=== Layout coordinate data ===
════════
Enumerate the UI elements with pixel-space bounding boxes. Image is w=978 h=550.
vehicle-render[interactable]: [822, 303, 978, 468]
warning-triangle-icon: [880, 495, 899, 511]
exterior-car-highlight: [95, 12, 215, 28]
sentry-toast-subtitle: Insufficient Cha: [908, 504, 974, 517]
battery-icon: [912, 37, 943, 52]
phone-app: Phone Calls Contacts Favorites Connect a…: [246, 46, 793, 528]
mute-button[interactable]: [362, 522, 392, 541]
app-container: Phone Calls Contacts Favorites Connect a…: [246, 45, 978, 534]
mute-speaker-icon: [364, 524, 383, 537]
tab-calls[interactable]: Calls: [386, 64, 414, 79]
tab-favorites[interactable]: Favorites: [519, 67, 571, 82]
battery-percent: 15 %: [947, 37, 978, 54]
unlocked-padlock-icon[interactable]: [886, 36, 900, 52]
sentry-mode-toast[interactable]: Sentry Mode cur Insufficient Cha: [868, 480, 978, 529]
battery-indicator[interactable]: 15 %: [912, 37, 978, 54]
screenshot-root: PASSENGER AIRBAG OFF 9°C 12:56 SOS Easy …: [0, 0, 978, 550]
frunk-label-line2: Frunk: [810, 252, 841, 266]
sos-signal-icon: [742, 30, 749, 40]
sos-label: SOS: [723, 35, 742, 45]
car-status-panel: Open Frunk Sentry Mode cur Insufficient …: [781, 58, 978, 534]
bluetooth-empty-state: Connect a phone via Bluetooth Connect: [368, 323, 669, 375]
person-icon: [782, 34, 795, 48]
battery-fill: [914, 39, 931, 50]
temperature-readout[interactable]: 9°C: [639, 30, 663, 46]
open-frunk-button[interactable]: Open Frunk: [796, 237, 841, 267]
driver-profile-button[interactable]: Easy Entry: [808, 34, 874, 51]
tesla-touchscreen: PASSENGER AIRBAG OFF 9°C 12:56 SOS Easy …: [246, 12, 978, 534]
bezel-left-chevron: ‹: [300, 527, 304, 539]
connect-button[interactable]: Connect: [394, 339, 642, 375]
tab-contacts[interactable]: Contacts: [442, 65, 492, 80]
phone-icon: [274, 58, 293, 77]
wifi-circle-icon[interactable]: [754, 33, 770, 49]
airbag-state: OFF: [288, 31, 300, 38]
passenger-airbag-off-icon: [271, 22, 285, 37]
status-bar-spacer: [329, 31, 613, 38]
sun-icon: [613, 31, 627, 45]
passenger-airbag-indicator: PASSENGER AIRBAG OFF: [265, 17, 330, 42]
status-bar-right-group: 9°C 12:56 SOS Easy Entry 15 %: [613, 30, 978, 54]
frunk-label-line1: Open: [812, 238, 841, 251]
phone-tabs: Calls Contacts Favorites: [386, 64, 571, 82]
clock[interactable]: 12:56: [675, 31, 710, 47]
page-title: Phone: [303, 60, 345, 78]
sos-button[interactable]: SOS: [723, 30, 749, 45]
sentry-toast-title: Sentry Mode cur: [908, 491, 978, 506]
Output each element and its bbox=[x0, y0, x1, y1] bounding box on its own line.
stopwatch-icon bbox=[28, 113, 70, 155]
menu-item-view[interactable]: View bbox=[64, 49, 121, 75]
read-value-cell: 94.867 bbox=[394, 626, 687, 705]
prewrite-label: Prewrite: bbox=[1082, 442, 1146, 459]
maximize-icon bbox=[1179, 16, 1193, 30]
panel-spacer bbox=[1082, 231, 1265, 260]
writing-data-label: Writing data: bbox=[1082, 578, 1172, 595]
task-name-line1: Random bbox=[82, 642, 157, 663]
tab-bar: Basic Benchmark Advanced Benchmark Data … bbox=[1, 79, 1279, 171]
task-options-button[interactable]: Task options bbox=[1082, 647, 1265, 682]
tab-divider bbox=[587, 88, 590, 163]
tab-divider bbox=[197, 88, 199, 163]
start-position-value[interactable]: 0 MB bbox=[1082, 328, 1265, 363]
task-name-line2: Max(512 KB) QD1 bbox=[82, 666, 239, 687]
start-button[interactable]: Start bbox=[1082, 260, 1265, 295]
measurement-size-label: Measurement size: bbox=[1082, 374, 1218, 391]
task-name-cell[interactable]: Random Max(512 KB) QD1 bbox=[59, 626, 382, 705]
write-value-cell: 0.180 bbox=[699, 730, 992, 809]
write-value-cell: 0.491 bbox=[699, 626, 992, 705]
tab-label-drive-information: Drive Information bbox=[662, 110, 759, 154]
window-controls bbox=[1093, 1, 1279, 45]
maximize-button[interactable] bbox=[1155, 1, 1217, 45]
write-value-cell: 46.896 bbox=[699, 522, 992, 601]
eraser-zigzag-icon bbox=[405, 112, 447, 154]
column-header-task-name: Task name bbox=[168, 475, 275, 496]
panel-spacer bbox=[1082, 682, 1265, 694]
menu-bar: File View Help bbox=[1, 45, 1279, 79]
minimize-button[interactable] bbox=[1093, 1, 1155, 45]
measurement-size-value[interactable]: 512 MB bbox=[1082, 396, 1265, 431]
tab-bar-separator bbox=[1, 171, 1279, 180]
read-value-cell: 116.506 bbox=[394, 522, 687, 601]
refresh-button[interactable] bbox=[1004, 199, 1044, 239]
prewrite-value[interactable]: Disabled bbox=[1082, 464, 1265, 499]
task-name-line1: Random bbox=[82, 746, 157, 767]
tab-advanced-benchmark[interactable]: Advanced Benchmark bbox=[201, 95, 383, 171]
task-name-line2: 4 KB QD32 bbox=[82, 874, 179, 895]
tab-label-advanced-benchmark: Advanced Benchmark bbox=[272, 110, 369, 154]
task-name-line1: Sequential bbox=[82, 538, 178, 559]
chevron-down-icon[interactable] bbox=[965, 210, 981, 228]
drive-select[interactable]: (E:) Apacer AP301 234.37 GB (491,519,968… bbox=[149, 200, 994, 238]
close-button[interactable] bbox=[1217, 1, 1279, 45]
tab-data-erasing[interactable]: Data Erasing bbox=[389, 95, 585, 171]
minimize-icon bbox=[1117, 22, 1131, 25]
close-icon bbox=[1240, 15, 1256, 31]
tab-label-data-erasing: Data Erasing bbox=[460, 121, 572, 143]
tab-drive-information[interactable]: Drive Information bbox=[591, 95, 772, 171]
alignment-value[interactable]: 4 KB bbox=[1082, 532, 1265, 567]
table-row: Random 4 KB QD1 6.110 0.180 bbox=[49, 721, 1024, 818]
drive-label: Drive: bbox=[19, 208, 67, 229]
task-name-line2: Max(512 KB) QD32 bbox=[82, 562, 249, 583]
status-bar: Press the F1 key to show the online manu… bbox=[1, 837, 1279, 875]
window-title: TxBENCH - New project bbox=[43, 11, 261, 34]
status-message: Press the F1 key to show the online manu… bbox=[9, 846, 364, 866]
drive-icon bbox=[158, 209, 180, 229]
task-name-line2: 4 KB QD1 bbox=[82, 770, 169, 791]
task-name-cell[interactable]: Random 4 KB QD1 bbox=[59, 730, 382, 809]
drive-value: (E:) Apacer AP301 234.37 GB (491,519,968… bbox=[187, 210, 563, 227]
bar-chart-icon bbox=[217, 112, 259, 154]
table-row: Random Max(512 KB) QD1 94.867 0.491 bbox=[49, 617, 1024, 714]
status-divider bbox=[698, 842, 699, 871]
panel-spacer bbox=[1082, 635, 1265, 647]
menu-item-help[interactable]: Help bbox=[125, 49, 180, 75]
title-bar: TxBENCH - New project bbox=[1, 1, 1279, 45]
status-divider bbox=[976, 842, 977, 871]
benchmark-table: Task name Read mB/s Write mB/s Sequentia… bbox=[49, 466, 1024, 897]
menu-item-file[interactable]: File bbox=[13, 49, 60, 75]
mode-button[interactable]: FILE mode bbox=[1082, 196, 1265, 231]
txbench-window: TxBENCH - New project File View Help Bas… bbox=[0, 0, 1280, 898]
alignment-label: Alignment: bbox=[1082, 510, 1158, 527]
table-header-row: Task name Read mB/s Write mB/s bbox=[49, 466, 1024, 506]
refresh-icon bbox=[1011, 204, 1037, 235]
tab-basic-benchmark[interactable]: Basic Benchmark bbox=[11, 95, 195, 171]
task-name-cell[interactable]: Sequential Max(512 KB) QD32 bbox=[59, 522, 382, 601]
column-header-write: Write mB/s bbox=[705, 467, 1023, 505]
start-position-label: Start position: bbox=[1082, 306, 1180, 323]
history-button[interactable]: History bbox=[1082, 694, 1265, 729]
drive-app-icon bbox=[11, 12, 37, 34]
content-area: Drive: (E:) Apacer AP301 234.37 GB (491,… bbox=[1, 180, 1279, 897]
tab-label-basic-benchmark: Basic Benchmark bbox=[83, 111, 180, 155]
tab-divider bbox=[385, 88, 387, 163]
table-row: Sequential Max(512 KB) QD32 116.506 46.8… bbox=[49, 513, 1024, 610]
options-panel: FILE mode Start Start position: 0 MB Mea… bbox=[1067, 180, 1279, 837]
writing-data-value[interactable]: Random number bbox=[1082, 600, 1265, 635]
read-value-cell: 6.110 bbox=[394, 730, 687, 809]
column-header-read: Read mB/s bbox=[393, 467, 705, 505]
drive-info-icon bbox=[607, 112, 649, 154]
════════
=== AIM ===
Can you retype the records, character for character, from their first line through the line containing "mute-button[interactable]: [362, 522, 392, 541]"?

=== ANSWER IN FULL ===
Enumerate the UI elements with pixel-space bounding boxes. Image is w=978 h=550.
vehicle-render[interactable]: [822, 303, 978, 468]
warning-triangle-icon: [880, 495, 899, 511]
exterior-car-highlight: [95, 12, 215, 28]
sentry-toast-subtitle: Insufficient Cha: [908, 504, 974, 517]
battery-icon: [912, 37, 943, 52]
phone-app: Phone Calls Contacts Favorites Connect a…: [246, 46, 793, 528]
mute-button[interactable]: [362, 522, 392, 541]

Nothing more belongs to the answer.